◆ Directions: Collect from the data below each line with "price".
── Dataset records ──
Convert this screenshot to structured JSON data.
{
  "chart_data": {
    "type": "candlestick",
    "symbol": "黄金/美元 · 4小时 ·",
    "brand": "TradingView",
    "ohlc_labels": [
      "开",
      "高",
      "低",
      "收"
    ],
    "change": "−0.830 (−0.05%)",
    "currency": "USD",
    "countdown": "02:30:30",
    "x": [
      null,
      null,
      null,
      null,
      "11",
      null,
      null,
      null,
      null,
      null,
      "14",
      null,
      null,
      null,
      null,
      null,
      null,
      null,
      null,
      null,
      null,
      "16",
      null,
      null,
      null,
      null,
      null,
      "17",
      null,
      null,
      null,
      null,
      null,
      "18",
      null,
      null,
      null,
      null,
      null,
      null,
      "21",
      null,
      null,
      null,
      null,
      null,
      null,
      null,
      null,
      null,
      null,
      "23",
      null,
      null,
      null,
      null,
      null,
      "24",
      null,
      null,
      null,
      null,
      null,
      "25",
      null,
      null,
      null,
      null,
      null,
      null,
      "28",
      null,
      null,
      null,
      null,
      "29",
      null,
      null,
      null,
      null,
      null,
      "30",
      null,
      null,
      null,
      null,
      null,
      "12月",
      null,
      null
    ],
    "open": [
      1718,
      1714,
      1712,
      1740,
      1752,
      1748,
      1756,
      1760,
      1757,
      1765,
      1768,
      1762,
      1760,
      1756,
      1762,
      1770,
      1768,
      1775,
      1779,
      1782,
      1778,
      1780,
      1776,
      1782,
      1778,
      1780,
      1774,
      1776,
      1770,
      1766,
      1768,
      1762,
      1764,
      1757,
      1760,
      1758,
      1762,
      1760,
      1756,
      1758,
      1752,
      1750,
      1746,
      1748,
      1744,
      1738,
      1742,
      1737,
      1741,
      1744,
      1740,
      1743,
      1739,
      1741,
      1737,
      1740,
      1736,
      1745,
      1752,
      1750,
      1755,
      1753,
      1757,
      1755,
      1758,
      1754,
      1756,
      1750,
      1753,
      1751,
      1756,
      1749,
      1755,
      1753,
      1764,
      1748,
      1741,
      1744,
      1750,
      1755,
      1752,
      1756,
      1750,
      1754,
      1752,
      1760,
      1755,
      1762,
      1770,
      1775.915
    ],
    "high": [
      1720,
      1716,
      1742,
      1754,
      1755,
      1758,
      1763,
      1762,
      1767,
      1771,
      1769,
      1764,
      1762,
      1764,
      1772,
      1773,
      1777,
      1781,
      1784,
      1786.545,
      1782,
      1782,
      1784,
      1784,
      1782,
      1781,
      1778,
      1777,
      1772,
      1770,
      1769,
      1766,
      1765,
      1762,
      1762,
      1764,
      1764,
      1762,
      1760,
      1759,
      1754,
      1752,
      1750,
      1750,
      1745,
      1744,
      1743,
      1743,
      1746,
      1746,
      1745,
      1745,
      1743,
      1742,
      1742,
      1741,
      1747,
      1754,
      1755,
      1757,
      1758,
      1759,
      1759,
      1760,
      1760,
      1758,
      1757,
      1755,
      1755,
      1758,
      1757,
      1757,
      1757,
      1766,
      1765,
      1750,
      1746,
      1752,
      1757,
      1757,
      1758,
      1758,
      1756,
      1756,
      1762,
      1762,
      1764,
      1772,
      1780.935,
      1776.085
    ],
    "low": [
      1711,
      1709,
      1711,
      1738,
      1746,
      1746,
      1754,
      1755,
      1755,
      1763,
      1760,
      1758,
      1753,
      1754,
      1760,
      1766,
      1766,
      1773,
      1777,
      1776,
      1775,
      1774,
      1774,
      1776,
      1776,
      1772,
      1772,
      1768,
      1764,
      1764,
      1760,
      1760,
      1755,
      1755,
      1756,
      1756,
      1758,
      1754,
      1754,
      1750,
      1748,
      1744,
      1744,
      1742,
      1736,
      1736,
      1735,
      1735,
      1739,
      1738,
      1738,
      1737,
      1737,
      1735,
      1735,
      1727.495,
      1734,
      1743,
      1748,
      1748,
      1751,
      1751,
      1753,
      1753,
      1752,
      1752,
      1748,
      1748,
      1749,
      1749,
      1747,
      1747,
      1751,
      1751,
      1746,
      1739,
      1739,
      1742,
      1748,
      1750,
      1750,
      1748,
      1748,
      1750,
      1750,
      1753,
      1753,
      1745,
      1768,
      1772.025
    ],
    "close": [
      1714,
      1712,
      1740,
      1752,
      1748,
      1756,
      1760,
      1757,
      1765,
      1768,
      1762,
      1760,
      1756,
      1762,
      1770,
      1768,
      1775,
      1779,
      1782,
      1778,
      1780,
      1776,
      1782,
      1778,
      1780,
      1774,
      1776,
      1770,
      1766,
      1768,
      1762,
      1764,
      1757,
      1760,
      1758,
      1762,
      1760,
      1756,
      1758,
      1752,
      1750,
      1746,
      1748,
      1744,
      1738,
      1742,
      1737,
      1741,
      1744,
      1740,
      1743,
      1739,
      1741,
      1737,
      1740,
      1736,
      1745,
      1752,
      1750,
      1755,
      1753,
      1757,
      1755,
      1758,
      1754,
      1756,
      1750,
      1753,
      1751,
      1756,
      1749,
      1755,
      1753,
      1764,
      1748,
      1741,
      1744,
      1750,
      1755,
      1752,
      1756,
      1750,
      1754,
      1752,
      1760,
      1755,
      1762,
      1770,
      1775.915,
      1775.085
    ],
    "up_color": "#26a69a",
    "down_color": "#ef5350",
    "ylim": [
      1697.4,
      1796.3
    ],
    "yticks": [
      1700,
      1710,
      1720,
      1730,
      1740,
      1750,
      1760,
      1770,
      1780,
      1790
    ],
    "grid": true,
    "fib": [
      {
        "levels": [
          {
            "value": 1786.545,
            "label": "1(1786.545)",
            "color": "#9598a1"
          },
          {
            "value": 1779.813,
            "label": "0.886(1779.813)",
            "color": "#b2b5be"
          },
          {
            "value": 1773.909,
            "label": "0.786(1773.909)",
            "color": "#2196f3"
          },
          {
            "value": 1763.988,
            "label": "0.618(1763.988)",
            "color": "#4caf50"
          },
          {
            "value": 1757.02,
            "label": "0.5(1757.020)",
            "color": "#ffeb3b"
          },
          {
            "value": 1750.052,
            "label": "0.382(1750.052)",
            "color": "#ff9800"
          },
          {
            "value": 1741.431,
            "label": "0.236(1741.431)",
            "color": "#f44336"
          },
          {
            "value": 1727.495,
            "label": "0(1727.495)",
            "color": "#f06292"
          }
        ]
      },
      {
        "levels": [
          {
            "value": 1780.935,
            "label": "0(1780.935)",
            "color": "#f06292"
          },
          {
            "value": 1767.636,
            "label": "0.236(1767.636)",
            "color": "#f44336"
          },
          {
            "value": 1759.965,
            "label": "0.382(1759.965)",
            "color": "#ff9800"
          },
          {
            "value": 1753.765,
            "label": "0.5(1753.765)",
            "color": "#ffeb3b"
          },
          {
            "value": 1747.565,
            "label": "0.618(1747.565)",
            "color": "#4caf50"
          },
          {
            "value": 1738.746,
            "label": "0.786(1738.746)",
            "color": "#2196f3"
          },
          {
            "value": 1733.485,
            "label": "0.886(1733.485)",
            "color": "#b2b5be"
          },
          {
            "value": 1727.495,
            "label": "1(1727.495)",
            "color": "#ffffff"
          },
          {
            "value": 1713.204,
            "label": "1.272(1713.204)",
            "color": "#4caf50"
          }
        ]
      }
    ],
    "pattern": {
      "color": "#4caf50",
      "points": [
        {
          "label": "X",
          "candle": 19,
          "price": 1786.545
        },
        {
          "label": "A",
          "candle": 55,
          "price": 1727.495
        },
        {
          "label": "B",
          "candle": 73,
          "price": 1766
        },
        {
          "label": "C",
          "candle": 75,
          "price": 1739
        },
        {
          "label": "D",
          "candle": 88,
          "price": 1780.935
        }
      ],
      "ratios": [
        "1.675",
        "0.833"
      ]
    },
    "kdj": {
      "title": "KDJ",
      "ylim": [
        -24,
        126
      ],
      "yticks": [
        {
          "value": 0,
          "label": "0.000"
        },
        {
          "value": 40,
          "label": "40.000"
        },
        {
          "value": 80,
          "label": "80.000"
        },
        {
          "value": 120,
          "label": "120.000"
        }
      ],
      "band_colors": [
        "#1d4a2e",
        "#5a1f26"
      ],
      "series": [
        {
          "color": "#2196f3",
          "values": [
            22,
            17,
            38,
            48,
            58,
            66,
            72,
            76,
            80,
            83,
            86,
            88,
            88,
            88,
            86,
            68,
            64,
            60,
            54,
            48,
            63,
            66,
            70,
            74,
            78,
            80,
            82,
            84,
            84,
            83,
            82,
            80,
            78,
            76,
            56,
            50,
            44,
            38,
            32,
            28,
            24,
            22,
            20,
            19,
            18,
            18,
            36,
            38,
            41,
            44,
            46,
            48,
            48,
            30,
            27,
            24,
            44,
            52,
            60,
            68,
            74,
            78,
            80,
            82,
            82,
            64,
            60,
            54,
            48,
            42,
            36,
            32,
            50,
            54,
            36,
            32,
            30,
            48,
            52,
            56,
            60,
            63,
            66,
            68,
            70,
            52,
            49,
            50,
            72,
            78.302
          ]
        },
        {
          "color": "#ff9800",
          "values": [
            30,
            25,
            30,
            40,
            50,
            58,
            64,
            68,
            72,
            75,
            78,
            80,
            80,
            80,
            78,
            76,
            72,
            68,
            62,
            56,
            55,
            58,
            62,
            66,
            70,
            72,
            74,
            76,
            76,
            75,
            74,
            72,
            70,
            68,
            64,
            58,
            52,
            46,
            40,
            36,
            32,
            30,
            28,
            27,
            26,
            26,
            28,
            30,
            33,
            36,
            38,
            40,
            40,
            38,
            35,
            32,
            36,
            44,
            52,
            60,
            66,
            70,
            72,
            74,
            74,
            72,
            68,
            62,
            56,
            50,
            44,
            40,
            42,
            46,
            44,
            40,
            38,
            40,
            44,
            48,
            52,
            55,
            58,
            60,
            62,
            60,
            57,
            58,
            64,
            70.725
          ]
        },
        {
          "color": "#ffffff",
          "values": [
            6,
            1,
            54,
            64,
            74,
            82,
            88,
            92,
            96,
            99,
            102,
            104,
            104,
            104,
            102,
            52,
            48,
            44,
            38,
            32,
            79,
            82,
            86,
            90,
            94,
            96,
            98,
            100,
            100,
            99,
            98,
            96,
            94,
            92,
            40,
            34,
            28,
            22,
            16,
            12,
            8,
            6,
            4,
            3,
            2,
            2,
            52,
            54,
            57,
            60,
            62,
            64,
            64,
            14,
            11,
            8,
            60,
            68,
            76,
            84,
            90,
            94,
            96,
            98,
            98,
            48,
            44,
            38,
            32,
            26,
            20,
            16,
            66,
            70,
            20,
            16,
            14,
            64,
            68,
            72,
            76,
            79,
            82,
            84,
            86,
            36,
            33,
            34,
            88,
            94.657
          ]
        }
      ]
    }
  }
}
───
◆ Completed exercise:
          "price": 1786.545
          "price": 1727.495
          "price": 1766
          "price": 1739
          "price": 1780.935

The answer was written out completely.